**Task description:**
Repeat the listing that follows, character for character, minus the pictures.

(Extracts from a graphics dataset)
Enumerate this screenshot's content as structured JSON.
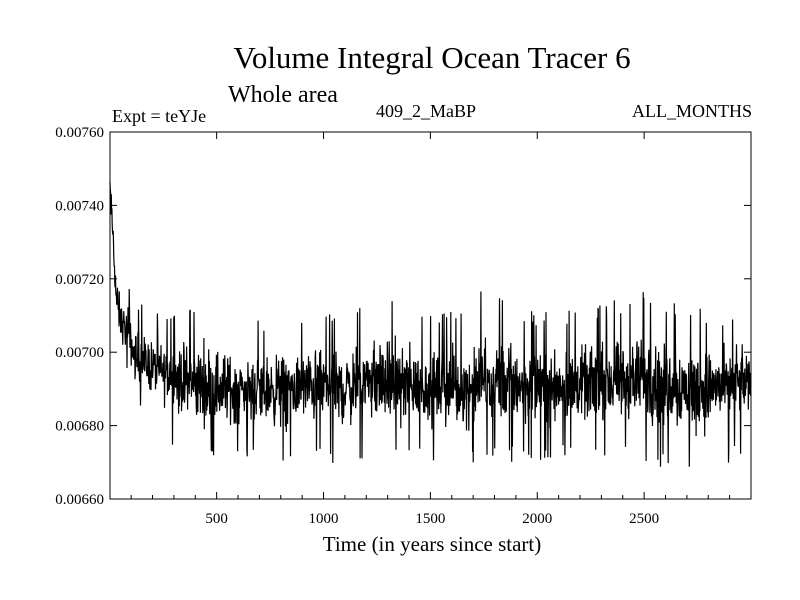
{
  "chart_data": {
    "type": "line",
    "title": "Volume Integral Ocean Tracer 6",
    "subtitle": "Whole area",
    "expt_label": "Expt = teYJe",
    "run_label": "409_2_MaBP",
    "months_label": "ALL_MONTHS",
    "xlabel": "Time (in years since start)",
    "ylabel": "",
    "xlim": [
      1,
      3000
    ],
    "ylim": [
      0.0066,
      0.0076
    ],
    "xticks": [
      500,
      1000,
      1500,
      2000,
      2500
    ],
    "xtick_labels": [
      "500",
      "1000",
      "1500",
      "2000",
      "2500"
    ],
    "yticks": [
      0.0066,
      0.0068,
      0.007,
      0.0072,
      0.0074,
      0.0076
    ],
    "ytick_labels": [
      "0.00660",
      "0.00680",
      "0.00700",
      "0.00720",
      "0.00740",
      "0.00760"
    ],
    "grid": false,
    "series": [
      {
        "name": "Volume Integral Ocean Tracer 6",
        "color": "#000000",
        "envelope": [
          {
            "x": 1,
            "mean": 0.00745,
            "min": 0.00728,
            "max": 0.00752
          },
          {
            "x": 15,
            "mean": 0.00732,
            "min": 0.0072,
            "max": 0.00742
          },
          {
            "x": 30,
            "mean": 0.00715,
            "min": 0.00703,
            "max": 0.00728
          },
          {
            "x": 50,
            "mean": 0.00708,
            "min": 0.00698,
            "max": 0.00722
          },
          {
            "x": 80,
            "mean": 0.00705,
            "min": 0.00695,
            "max": 0.00721
          },
          {
            "x": 120,
            "mean": 0.00698,
            "min": 0.00685,
            "max": 0.00715
          },
          {
            "x": 200,
            "mean": 0.00696,
            "min": 0.0068,
            "max": 0.00712
          },
          {
            "x": 300,
            "mean": 0.00693,
            "min": 0.00673,
            "max": 0.0071
          },
          {
            "x": 450,
            "mean": 0.0069,
            "min": 0.0067,
            "max": 0.00718
          },
          {
            "x": 600,
            "mean": 0.0069,
            "min": 0.0067,
            "max": 0.00708
          },
          {
            "x": 800,
            "mean": 0.0069,
            "min": 0.00668,
            "max": 0.0071
          },
          {
            "x": 1000,
            "mean": 0.00691,
            "min": 0.0067,
            "max": 0.00712
          },
          {
            "x": 1100,
            "mean": 0.0069,
            "min": 0.00667,
            "max": 0.0071
          },
          {
            "x": 1200,
            "mean": 0.00692,
            "min": 0.00672,
            "max": 0.00719
          },
          {
            "x": 1500,
            "mean": 0.0069,
            "min": 0.0067,
            "max": 0.0071
          },
          {
            "x": 1700,
            "mean": 0.0069,
            "min": 0.00669,
            "max": 0.00714
          },
          {
            "x": 1750,
            "mean": 0.00692,
            "min": 0.0067,
            "max": 0.00718
          },
          {
            "x": 2000,
            "mean": 0.00691,
            "min": 0.0067,
            "max": 0.00711
          },
          {
            "x": 2200,
            "mean": 0.00691,
            "min": 0.00671,
            "max": 0.00712
          },
          {
            "x": 2500,
            "mean": 0.00692,
            "min": 0.0067,
            "max": 0.00717
          },
          {
            "x": 2750,
            "mean": 0.0069,
            "min": 0.00664,
            "max": 0.00712
          },
          {
            "x": 3000,
            "mean": 0.00692,
            "min": 0.00674,
            "max": 0.0071
          }
        ]
      }
    ]
  }
}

**Result of the exercise:**
Enumerate this screenshot's content as structured JSON.
{
  "chart_data": {
    "type": "line",
    "title": "Volume Integral Ocean Tracer 6",
    "subtitle": "Whole area",
    "expt_label": "Expt = teYJe",
    "run_label": "409_2_MaBP",
    "months_label": "ALL_MONTHS",
    "xlabel": "Time (in years since start)",
    "ylabel": "",
    "xlim": [
      1,
      3000
    ],
    "ylim": [
      0.0066,
      0.0076
    ],
    "xticks": [
      500,
      1000,
      1500,
      2000,
      2500
    ],
    "xtick_labels": [
      "500",
      "1000",
      "1500",
      "2000",
      "2500"
    ],
    "yticks": [
      0.0066,
      0.0068,
      0.007,
      0.0072,
      0.0074,
      0.0076
    ],
    "ytick_labels": [
      "0.00660",
      "0.00680",
      "0.00700",
      "0.00720",
      "0.00740",
      "0.00760"
    ],
    "grid": false,
    "series": [
      {
        "name": "Volume Integral Ocean Tracer 6",
        "color": "#000000",
        "envelope": [
          {
            "x": 1,
            "mean": 0.00745,
            "min": 0.00728,
            "max": 0.00752
          },
          {
            "x": 15,
            "mean": 0.00732,
            "min": 0.0072,
            "max": 0.00742
          },
          {
            "x": 30,
            "mean": 0.00715,
            "min": 0.00703,
            "max": 0.00728
          },
          {
            "x": 50,
            "mean": 0.00708,
            "min": 0.00698,
            "max": 0.00722
          },
          {
            "x": 80,
            "mean": 0.00705,
            "min": 0.00695,
            "max": 0.00721
          },
          {
            "x": 120,
            "mean": 0.00698,
            "min": 0.00685,
            "max": 0.00715
          },
          {
            "x": 200,
            "mean": 0.00696,
            "min": 0.0068,
            "max": 0.00712
          },
          {
            "x": 300,
            "mean": 0.00693,
            "min": 0.00673,
            "max": 0.0071
          },
          {
            "x": 450,
            "mean": 0.0069,
            "min": 0.0067,
            "max": 0.00718
          },
          {
            "x": 600,
            "mean": 0.0069,
            "min": 0.0067,
            "max": 0.00708
          },
          {
            "x": 800,
            "mean": 0.0069,
            "min": 0.00668,
            "max": 0.0071
          },
          {
            "x": 1000,
            "mean": 0.00691,
            "min": 0.0067,
            "max": 0.00712
          },
          {
            "x": 1100,
            "mean": 0.0069,
            "min": 0.00667,
            "max": 0.0071
          },
          {
            "x": 1200,
            "mean": 0.00692,
            "min": 0.00672,
            "max": 0.00719
          },
          {
            "x": 1500,
            "mean": 0.0069,
            "min": 0.0067,
            "max": 0.0071
          },
          {
            "x": 1700,
            "mean": 0.0069,
            "min": 0.00669,
            "max": 0.00714
          },
          {
            "x": 1750,
            "mean": 0.00692,
            "min": 0.0067,
            "max": 0.00718
          },
          {
            "x": 2000,
            "mean": 0.00691,
            "min": 0.0067,
            "max": 0.00711
          },
          {
            "x": 2200,
            "mean": 0.00691,
            "min": 0.00671,
            "max": 0.00712
          },
          {
            "x": 2500,
            "mean": 0.00692,
            "min": 0.0067,
            "max": 0.00717
          },
          {
            "x": 2750,
            "mean": 0.0069,
            "min": 0.00664,
            "max": 0.00712
          },
          {
            "x": 3000,
            "mean": 0.00692,
            "min": 0.00674,
            "max": 0.0071
          }
        ]
      }
    ]
  }
}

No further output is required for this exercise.